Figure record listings
════════

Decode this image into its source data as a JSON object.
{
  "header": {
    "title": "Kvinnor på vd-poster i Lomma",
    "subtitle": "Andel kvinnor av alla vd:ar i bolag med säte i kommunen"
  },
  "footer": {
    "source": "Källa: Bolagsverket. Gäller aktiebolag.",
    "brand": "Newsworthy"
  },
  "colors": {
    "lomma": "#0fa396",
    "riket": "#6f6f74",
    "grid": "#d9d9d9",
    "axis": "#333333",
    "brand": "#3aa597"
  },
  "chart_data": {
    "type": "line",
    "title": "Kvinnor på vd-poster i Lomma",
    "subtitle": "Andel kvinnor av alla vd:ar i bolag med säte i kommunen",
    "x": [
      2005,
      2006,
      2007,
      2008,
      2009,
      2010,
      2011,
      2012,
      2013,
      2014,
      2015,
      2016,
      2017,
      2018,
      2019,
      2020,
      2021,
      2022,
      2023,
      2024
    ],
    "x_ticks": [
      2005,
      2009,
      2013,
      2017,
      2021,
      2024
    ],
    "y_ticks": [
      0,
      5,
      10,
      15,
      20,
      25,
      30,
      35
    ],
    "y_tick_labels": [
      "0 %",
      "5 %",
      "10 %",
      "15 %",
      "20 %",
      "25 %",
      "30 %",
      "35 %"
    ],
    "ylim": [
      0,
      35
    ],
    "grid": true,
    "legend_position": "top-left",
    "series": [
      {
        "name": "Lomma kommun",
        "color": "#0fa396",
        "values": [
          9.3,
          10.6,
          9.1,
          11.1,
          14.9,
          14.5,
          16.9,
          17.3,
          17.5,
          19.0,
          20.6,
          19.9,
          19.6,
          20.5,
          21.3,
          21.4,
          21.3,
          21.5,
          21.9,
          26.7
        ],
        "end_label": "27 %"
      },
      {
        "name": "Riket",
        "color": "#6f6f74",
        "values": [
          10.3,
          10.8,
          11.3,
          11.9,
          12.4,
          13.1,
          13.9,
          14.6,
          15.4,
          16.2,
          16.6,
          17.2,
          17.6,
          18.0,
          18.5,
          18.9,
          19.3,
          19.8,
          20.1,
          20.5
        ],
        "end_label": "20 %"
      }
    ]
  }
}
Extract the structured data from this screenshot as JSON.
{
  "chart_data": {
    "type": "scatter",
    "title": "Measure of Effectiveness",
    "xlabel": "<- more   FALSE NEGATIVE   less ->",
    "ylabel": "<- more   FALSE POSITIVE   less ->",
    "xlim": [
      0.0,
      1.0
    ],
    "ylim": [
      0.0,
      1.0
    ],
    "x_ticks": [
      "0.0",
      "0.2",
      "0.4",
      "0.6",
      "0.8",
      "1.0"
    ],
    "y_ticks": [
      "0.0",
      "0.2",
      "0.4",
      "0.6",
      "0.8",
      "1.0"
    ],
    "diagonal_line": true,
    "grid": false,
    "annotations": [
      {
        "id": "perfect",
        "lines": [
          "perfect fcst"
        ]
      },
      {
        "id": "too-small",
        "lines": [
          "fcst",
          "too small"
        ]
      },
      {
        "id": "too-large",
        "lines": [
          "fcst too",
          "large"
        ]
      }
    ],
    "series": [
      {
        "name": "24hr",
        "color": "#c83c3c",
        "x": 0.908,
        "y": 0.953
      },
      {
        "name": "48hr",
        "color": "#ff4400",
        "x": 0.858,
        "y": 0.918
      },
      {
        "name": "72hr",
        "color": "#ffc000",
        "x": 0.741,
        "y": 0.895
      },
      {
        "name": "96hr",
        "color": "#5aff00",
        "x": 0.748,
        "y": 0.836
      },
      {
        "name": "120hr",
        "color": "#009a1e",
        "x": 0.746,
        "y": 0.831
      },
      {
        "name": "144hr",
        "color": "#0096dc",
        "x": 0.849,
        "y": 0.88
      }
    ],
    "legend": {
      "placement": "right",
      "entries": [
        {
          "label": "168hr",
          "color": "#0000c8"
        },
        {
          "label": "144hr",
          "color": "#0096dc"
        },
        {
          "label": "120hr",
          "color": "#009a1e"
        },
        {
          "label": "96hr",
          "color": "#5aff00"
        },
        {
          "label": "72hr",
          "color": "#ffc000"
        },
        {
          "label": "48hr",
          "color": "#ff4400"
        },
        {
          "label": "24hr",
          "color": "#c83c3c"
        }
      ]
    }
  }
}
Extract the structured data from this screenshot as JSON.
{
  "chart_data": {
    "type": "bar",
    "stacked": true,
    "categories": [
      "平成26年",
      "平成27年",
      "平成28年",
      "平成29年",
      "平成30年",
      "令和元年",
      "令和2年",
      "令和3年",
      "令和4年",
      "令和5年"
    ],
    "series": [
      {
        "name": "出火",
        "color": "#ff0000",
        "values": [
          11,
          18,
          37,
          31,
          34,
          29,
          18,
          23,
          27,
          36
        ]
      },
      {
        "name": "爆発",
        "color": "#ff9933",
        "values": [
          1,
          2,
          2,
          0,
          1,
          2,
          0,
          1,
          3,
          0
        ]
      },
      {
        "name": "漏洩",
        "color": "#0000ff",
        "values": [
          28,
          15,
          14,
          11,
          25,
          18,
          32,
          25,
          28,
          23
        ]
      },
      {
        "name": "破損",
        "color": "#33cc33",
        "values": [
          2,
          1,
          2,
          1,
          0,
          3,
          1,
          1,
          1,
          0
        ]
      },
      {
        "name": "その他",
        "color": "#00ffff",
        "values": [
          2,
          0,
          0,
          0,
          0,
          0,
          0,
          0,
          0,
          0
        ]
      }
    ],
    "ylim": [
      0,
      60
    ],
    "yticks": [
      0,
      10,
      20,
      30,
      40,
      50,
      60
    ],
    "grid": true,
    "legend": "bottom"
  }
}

════════

In the entries above, find each line with the string "grid" and copy it.

    "grid": "#d9d9d9",
    "grid": true,
    "grid": false,
    "grid": true,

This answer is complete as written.